**Selected passage:**
There’s a bathtub in our cramped Brooklyn apartment, but the sink is too close to kneel by it – so I bathe the baby in the kitchen sink, then hustle her to a waiting towel in the bedroom to dry off. Before we got the Timboo hooded towel from Baby Dagny ($28), some part of this drying-off process used to make my daughter cry – maybe the towel I was using was too scratchy, or the color palette a little dull. But since the arrival of this insanely soft, bright green towel, I’m not exaggerating, she hasn’t cried once. Whether she knows that bamboo is nature’s most sustainable resource (some species grow four feet a day), or just really appreciates a soft towel, who knows? I’m just psyched she likes the hypoallergenic, non-chemical, antimicrobial version, and that for once it isn’t twice the price. – Deirdre Dolan

Bummis Cotton Diapering Kit

For parents who are self-conscious about their carbon footprint, cloth diapers are a clear, if intimidating, choice. Luckily, Bummis makes it easy, with user-friendly diapers that won’t have you yearning for those landfill-clogging disposables. The company’s cotton diapering kit ($120-$160) includes enough diapers and covers to get you started, as well as extensive – and comprehensible! – directions about how to wash, fold and attach them. They even have a toll-free number for the diapering-challenged among us. The cost is a fraction of what you’d pay for Pampers, especially when you consider that you can use them again with siblings. We were also impressed with their new Bamboozle line – diapers made of bamboo, which is naturally antibiotic and absorbent enough to last through the night. These will cost you up to $20 a pop, but it’s worth it. They make your baby look like Bam-Bam from the Flintstones! – Erin Almond

 

Wipe Warmer Face-Off: Safety First vs. Prince Lionheart

There are some things baby can’t do without: diapers, food, shelter, your undying love. Then there are “must have” items that seem a bit suspect, especially while you’re still pregnant. For instance, a wipe warmer – you know, so baby can get his little butt wiped in balmy tropical grandeur. Ridiculous! At least we aren’t wiping butts with leaves and twigs anymore; room temperature wipes will do just fine, thank you very much! Then comes baby, he poops, it’s winter, your hands are freezing and you have to clean him up with an ice-cold wipe.

**Task 1:**
Answer these questions from the baby product reviews:
(a) What does the Timboo hooded towel cost?
(b) What is the price range of the Bummis cotton diapering kit?
(c) Which two brands are compared in the wipe warmer face-off?
**Task 2:**
Rewrite the baby product reviews, everything from "Wipe Warmer Face-Off: Safety" down to "an ice-cold wipe.", with "winter" changed to "January".

**Excerpted records:**
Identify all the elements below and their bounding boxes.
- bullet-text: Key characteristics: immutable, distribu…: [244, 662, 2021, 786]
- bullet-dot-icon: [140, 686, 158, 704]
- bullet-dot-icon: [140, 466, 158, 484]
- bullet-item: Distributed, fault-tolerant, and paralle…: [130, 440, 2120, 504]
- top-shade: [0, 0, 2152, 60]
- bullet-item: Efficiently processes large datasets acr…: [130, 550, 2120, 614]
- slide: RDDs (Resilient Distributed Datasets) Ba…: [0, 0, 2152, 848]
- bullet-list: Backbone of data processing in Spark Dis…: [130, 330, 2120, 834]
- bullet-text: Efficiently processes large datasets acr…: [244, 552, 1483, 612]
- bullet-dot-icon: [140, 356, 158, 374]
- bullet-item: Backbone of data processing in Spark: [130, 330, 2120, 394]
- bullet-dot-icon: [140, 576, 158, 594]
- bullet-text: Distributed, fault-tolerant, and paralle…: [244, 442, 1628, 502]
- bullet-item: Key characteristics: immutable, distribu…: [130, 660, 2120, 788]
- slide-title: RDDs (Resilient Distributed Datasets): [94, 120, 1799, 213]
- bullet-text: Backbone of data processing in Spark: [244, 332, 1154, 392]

**Answer space 1:**
(a) $28
(b) $120-$160
(c) Safety First and Prince Lionheart

**Answer space 2:**
Wipe Warmer Face-Off: Safety First vs. Prince Lionheart

There are some things baby can’t do without: diapers, food, shelter, your undying love. Then there are “must have” items that seem a bit suspect, especially while you’re still pregnant. For instance, a wipe warmer – you know, so baby can get his little butt wiped in balmy tropical grandeur. Ridiculous! At least we aren’t wiping butts with leaves and twigs anymore; room temperature wipes will do just fine, thank you very much! Then comes baby, he poops, it’s January, your hands are freezing and you have to clean him up with an ice-cold wipe.